What the task requires:
Work through the data below line by line and say how many lines hold "this"; give only the number.

Saved data entries:

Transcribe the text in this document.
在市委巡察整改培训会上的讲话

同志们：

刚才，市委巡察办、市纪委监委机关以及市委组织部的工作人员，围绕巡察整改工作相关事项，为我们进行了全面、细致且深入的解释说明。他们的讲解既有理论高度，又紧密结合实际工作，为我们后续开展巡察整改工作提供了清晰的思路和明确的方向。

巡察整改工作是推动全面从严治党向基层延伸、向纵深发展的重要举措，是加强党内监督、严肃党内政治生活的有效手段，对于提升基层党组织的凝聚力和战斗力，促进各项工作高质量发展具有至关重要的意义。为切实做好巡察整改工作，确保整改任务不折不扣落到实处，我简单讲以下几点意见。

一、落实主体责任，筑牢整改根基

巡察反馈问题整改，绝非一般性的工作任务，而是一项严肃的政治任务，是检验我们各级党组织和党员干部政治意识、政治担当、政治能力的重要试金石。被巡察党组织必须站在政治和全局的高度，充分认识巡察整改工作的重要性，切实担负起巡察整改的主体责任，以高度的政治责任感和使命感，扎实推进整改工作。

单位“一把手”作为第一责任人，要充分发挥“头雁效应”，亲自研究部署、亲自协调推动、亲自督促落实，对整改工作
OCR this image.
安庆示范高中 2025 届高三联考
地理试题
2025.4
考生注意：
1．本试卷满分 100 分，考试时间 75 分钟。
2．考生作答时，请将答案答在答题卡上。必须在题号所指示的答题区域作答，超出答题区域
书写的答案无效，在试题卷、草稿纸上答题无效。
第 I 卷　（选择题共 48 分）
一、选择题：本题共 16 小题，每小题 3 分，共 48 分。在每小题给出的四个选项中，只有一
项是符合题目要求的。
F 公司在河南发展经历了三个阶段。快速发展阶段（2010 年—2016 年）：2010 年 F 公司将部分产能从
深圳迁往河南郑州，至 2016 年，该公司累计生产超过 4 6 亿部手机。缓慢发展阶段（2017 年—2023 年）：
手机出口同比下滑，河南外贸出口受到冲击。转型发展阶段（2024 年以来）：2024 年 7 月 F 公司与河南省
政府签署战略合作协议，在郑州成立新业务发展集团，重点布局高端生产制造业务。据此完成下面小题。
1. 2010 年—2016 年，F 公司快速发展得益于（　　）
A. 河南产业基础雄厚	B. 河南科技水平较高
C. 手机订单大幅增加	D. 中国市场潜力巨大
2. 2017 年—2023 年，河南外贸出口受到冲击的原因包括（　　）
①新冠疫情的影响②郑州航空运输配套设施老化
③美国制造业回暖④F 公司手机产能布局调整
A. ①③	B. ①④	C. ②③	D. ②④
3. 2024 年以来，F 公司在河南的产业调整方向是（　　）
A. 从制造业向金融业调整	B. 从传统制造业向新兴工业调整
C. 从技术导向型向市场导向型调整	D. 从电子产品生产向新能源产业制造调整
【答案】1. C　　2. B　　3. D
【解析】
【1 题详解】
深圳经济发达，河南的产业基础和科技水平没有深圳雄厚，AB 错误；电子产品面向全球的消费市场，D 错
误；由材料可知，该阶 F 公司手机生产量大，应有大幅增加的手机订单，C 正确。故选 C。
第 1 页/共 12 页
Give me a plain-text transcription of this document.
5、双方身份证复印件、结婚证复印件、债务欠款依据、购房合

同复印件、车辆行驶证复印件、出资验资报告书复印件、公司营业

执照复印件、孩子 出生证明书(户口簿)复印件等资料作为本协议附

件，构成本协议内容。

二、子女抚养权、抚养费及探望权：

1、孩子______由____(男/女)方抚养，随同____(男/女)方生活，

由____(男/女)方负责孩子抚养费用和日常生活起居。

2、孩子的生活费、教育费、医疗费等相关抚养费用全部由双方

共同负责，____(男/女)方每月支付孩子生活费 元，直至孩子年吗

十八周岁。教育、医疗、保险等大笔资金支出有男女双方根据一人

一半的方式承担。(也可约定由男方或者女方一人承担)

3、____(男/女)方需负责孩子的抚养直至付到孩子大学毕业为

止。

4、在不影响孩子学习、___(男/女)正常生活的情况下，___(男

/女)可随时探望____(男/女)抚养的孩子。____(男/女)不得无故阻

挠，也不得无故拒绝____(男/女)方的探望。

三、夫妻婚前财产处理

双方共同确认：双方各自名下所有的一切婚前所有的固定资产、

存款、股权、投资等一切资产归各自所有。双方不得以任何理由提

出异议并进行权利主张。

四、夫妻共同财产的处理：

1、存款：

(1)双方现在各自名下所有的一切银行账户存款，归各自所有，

The completed task:
3